* [Challenge] Show only lines that include "Лебедянского".

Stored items
---+---

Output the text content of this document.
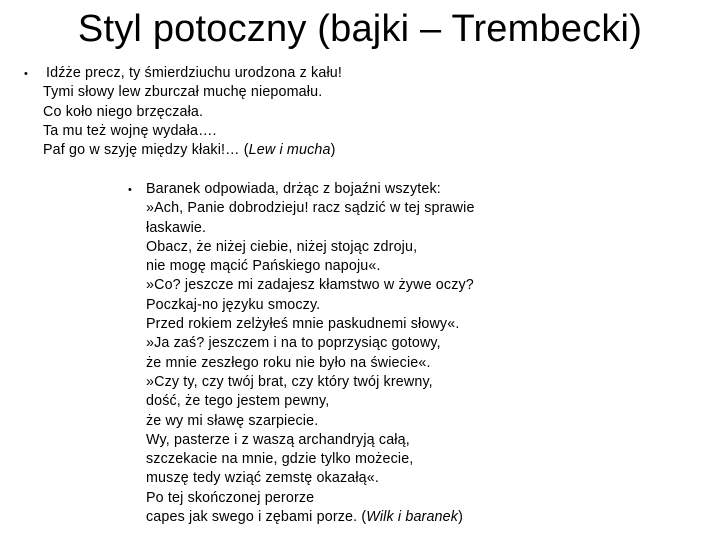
Styl potoczny (bajki – Trembecki)
• Idźże precz, ty śmierdziuchu urodzona z kału!
Tymi słowy lew zburczał muchę niepomału.
Co koło niego brzęczała.
Ta mu też wojnę wydała….
Paf go w szyję między kłaki!… (Lew i mucha)
• Baranek odpowiada, drżąc z bojaźni wszytek:
»Ach, Panie dobrodzieju! racz sądzić w tej sprawie
łaskawie.
Obacz, że niżej ciebie, niżej stojąc zdroju,
nie mogę mącić Pańskiego napoju«.
»Co? jeszcze mi zadajesz kłamstwo w żywe oczy?
Poczkaj-no języku smoczy.
Przed rokiem zelżyłeś mnie paskudnemi słowy«.
»Ja zaś? jeszczem i na to poprzysiąc gotowy,
że mnie zeszłego roku nie było na świecie«.
»Czy ty, czy twój brat, czy który twój krewny,
dość, że tego jestem pewny,
że wy mi sławę szarpiecie.
Wy, pasterze i z waszą archandryją całą,
szczekacie na mnie, gdzie tylko możecie,
muszę tedy wziąć zemstę okazałą«.
Po tej skończonej perorze
capes jak swego i zębami porze. (Wilk i baranek)
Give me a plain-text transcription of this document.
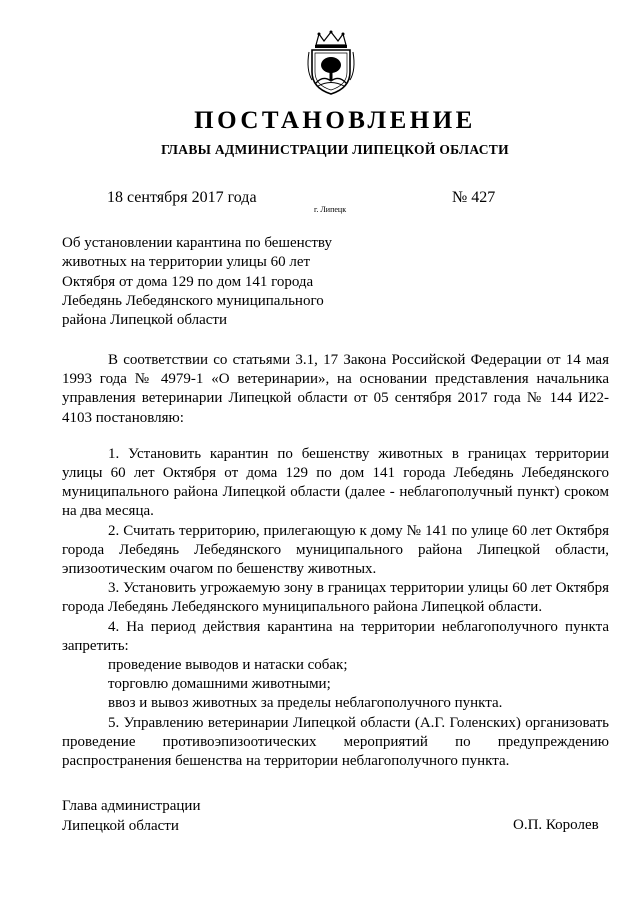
ПОСТАНОВЛЕНИЕ
ГЛАВЫ АДМИНИСТРАЦИИ ЛИПЕЦКОЙ ОБЛАСТИ
18 сентября 2017 года
г. Липецк
№ 427
Об установлении карантина по бешенству животных на территории улицы 60 лет Октября от дома 129 по дом 141 города Лебедянь Лебедянского муниципального района Липецкой области

В соответствии со статьями 3.1, 17 Закона Российской Федерации от 14 мая 1993 года № 4979-1 «О ветеринарии», на основании представления начальника управления ветеринарии Липецкой области от 05 сентября 2017 года № 144 И22-4103 постановляю:

1. Установить карантин по бешенству животных в границах территории улицы 60 лет Октября от дома 129 по дом 141 города Лебедянь Лебедянского муниципального района Липецкой области (далее - неблагополучный пункт) сроком на два месяца.

2. Считать территорию, прилегающую к дому № 141 по улице 60 лет Октября города Лебедянь Лебедянского муниципального района Липецкой области, эпизоотическим очагом по бешенству животных.

3. Установить угрожаемую зону в границах территории улицы 60 лет Октября города Лебедянь Лебедянского муниципального района Липецкой области.

4. На период действия карантина на территории неблагополучного пункта запретить:

проведение выводов и натаски собак;

торговлю домашними животными;

ввоз и вывоз животных за пределы неблагополучного пункта.

5. Управлению ветеринарии Липецкой области (А.Г. Голенских) организовать проведение противоэпизоотических мероприятий по предупреждению распространения бешенства на территории неблагополучного пункта.

Глава администрации
Липецкой области	О.П. Королев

---+---

* [Result of this exercise]
Об установлении карантина по бешенству животных на территории улицы 60 лет Октября от дома 129 по дом 141 города Лебедянь Лебедянского муниципального района Липецкой области
1. Установить карантин по бешенству животных в границах территории улицы 60 лет Октября от дома 129 по дом 141 города Лебедянь Лебедянского муниципального района Липецкой области (далее - неблагополучный пункт) сроком на два месяца.
2. Считать территорию, прилегающую к дому № 141 по улице 60 лет Октября города Лебедянь Лебедянского муниципального района Липецкой области, эпизоотическим очагом по бешенству животных.
3. Установить угрожаемую зону в границах территории улицы 60 лет Октября города Лебедянь Лебедянского муниципального района Липецкой области.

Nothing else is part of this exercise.